Scan the data below. Pull out each line where "軸とアウタフランジの切り欠き部を合わせ" occurs.

[Recorded data]
----------------

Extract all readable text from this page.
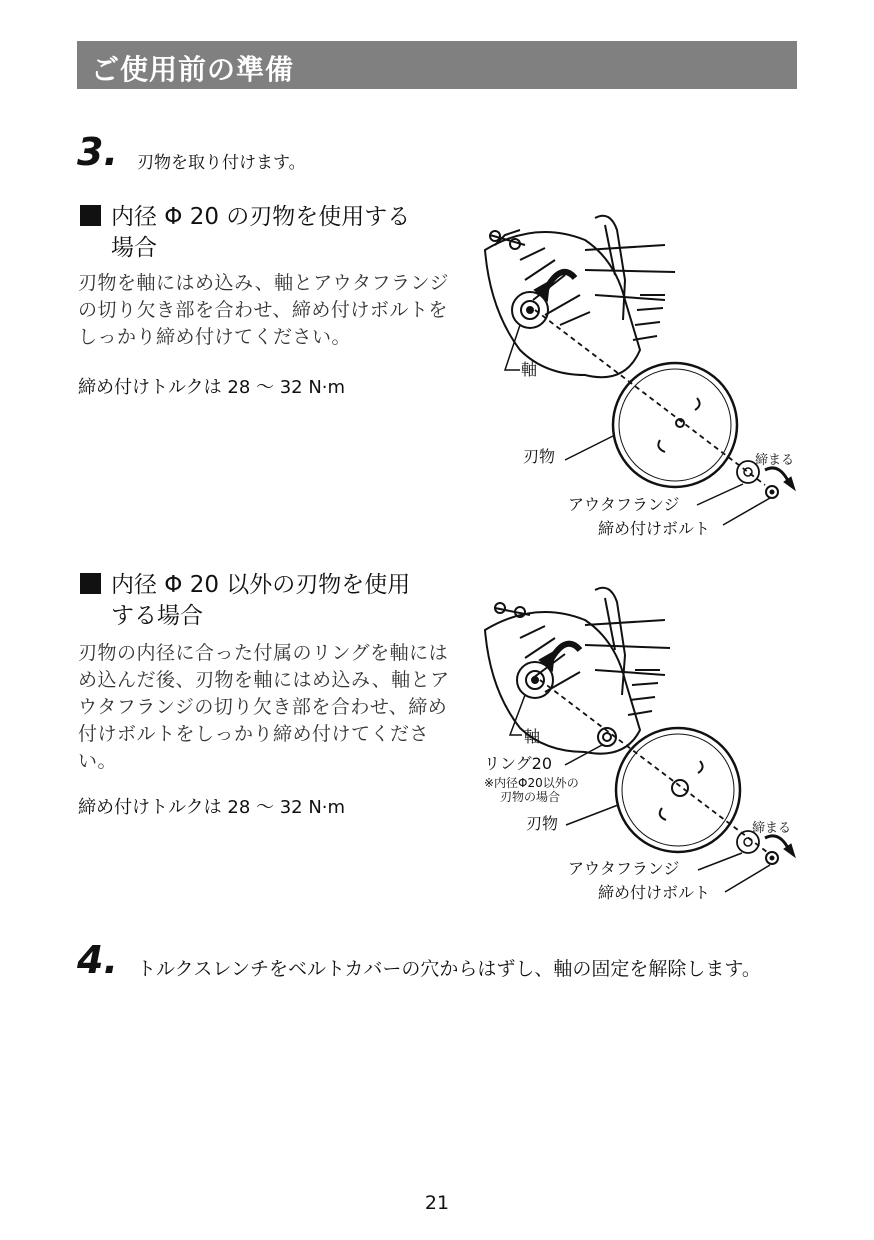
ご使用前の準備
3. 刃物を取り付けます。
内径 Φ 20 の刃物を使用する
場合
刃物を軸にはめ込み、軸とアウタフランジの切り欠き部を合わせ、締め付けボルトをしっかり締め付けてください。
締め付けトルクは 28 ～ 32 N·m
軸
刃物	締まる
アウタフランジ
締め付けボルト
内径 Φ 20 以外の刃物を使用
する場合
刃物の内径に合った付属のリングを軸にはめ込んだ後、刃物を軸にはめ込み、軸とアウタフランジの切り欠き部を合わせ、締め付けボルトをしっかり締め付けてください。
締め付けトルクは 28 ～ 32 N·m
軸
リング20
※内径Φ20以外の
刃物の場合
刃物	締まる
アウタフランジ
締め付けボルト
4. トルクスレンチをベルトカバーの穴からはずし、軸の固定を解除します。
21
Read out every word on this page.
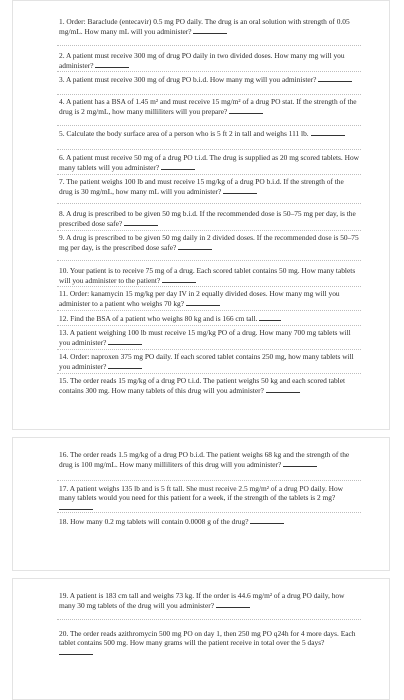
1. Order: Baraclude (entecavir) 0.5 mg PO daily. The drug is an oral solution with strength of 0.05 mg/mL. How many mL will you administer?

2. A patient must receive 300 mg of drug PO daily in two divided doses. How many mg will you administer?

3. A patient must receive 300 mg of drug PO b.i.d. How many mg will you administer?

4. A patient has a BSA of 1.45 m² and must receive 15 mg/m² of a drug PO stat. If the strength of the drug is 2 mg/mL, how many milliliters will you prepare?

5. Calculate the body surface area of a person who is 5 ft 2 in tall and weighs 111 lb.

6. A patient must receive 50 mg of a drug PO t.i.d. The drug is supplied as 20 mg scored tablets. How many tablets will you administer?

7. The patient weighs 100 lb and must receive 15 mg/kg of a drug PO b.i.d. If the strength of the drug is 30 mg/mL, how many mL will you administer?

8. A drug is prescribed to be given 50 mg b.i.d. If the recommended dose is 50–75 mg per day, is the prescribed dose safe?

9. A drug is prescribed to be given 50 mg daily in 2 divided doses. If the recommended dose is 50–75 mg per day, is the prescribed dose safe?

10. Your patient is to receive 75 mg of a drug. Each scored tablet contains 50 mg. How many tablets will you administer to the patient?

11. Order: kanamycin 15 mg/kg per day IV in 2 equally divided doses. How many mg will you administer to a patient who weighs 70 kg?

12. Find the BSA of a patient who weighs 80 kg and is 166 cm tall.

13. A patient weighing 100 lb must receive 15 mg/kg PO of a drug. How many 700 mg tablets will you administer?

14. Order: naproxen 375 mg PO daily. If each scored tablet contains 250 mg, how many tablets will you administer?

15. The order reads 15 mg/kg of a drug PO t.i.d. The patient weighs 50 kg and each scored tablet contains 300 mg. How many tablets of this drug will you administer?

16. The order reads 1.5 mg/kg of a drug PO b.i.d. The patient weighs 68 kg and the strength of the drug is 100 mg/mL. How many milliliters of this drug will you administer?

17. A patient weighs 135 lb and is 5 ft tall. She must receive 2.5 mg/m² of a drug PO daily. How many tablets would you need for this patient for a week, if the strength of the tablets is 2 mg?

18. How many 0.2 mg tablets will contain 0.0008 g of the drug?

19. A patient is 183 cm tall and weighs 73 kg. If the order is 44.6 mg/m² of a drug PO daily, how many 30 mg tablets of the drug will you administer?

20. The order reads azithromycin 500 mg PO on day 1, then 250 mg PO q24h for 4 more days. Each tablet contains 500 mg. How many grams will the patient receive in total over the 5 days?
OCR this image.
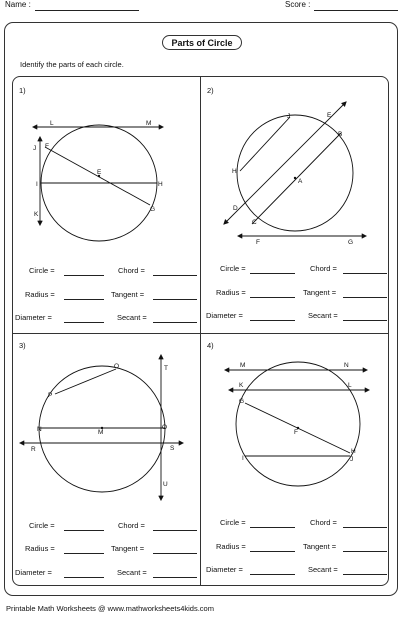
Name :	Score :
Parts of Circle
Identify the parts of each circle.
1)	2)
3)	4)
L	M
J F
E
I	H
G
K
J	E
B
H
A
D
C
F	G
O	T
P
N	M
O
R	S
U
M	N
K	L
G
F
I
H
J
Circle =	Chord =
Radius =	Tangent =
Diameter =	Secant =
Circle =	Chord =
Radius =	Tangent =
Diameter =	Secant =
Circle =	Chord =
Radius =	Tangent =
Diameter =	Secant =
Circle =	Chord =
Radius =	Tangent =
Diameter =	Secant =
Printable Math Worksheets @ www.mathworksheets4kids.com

----------------

## Result of the task
刃物を軸にはめ込み、軸とアウタフランジの切り欠き部を合わせ、締め付けボルトをしっかり締め付けてください。
刃物の内径に合った付属のリングを軸にはめ込んだ後、刃物を軸にはめ込み、軸とアウタフランジの切り欠き部を合わせ、締め付けボルトをしっかり締め付けてください。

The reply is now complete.